TEXT UNDER STUDY:
<<<<
- Battle of Yurkud (2012): Part of the War in Somalia (2009–present)
| Date | 10 March 2012 |
| Location | Yurkud, Somalia |
| Result | Ethiopian Victory |

Belligerents
- Ethiopia: Al-Shabab

Commanders and leaders
- Diyad Abdi Kalil: Abdiaziz Abu-Musab

Strength
- Ethiopia: Unknown: Al-Shabab: Unknown

Casualties and losses
- : 6 killed 73 killed (Al-Shabaab claim): : 17+ killed 5 killed (Al-Shabaab claim)

= Battle of Yurkud (2012) =

Part of the War in Somalia (2009–present)
>>>>
SOURCE MATERIAL:
<<<<
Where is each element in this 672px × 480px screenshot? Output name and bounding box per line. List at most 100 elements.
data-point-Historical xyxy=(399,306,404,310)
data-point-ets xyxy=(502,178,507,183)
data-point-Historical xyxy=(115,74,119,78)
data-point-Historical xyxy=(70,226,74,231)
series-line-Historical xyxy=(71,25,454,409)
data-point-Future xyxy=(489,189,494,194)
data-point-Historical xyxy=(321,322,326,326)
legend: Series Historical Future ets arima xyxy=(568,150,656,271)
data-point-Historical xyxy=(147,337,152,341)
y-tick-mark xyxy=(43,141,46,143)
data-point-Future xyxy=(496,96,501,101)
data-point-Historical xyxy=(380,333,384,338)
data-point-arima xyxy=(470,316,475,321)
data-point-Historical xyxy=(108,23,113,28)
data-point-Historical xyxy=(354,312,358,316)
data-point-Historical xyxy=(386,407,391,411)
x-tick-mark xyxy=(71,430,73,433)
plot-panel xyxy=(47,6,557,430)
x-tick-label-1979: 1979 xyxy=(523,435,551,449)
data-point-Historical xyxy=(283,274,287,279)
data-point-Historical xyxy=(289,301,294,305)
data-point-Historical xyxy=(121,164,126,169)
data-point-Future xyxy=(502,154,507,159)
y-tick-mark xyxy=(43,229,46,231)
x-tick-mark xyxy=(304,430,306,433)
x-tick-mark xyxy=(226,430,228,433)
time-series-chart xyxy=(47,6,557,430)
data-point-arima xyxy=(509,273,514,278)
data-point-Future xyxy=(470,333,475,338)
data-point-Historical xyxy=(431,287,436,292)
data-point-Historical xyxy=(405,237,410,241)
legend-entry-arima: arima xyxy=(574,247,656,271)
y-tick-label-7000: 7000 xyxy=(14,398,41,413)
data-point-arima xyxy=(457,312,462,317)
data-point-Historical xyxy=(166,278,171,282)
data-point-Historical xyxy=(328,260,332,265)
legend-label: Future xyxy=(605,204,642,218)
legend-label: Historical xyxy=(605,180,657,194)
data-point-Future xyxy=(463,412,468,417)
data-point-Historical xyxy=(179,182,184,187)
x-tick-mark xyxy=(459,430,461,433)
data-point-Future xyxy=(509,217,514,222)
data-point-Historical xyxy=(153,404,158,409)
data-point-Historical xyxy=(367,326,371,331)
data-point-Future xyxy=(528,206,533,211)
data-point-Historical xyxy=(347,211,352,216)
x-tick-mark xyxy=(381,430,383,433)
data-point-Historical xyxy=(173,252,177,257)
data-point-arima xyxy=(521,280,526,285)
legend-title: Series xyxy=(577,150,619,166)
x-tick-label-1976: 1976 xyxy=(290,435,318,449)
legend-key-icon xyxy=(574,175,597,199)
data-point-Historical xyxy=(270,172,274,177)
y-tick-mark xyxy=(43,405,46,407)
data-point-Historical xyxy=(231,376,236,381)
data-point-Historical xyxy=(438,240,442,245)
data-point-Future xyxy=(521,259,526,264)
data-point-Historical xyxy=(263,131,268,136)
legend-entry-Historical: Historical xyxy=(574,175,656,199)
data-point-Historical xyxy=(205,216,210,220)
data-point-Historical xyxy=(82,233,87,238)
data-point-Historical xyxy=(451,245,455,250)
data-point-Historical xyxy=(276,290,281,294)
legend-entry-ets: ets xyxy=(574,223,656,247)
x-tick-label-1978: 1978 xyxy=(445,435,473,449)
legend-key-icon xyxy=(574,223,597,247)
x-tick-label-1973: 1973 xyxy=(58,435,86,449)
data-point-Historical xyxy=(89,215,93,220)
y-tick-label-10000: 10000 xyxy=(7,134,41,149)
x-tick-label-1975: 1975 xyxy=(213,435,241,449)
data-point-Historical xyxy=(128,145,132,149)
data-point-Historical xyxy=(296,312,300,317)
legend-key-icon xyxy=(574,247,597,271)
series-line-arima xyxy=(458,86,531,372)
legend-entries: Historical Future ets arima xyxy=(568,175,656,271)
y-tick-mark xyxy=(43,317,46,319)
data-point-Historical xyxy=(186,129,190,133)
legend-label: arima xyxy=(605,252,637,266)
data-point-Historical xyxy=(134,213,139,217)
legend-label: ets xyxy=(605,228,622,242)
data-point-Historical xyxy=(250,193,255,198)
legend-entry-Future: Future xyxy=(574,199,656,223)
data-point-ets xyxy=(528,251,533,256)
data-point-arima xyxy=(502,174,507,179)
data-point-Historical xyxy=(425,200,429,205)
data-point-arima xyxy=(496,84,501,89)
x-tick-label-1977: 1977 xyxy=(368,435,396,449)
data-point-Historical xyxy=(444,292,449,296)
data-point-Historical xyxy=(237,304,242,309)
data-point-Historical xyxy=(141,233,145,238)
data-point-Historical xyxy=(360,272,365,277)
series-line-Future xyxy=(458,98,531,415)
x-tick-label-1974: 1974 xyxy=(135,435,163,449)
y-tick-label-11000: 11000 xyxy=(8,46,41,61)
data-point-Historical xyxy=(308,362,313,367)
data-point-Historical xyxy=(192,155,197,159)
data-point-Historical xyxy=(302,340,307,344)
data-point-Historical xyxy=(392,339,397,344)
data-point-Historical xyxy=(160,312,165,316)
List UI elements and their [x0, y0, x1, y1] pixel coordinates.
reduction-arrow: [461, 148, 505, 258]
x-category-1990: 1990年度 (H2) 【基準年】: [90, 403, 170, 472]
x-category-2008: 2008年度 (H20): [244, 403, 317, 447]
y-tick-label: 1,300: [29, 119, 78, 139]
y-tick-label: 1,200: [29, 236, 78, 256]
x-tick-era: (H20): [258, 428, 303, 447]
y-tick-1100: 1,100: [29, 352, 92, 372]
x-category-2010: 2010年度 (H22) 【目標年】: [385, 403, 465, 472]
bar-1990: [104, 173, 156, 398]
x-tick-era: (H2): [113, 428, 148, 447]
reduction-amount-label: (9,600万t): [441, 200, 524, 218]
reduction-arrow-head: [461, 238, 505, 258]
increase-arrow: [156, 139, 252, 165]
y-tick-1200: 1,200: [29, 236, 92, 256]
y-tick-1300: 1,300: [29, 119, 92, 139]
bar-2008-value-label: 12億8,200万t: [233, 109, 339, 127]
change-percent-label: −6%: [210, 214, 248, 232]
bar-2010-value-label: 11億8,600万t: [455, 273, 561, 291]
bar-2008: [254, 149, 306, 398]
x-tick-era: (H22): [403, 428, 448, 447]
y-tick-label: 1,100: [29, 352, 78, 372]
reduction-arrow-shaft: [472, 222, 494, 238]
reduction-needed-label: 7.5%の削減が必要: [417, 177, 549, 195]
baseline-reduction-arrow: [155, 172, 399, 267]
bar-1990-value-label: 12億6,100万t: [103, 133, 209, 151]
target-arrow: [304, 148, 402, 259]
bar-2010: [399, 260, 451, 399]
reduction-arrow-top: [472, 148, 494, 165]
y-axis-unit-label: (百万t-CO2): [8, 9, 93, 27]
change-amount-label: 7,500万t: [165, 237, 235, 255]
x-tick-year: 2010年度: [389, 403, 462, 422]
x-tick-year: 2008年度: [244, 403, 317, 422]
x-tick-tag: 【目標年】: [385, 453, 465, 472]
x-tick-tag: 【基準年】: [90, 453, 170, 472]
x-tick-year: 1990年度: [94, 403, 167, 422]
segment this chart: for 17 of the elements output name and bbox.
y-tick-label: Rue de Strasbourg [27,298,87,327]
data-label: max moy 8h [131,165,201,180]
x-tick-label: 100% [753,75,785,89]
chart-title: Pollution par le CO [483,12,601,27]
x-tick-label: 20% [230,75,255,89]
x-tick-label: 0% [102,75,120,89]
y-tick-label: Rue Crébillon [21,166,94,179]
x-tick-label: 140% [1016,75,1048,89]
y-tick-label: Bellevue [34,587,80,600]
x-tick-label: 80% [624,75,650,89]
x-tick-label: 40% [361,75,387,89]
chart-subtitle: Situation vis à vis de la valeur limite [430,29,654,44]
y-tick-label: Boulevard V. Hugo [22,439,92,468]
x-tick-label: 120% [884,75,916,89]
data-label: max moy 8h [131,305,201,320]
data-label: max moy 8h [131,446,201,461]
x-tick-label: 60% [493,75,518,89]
>>>>
EXERCISE INSTRUCTIONS:
1. What date does the Battle of Yurkud text give for the battle?
2. Resume the Battle of Yurkud text from the point where it stops.
The rows come from a source unrelated to the Battle of Yurkud text.

RESULTS BY TASK:
1. 10 March 2012.

2.
The Battle of Yurkud was a three-hour-long military engagement on 10 March 2012 fought between Ethiopian military forces and al-Shabab militants approximately 40 km from the Ethiopian border. According to Ethiopian sources, al-Shabab initiated the engagement with an attack on a military base in Yurkud at around 6 a.m. Fighting continued for three hours before, as locals report, al-Shabab was forced to retreat. The number of dead on either side is not known, with reports varying widely. Al-Shabab claimed to have lost five and killed 73, while one local resident said he saw at least 17 al-Shabab dead and another claimed he had seen six dead Ethiopian soldiers.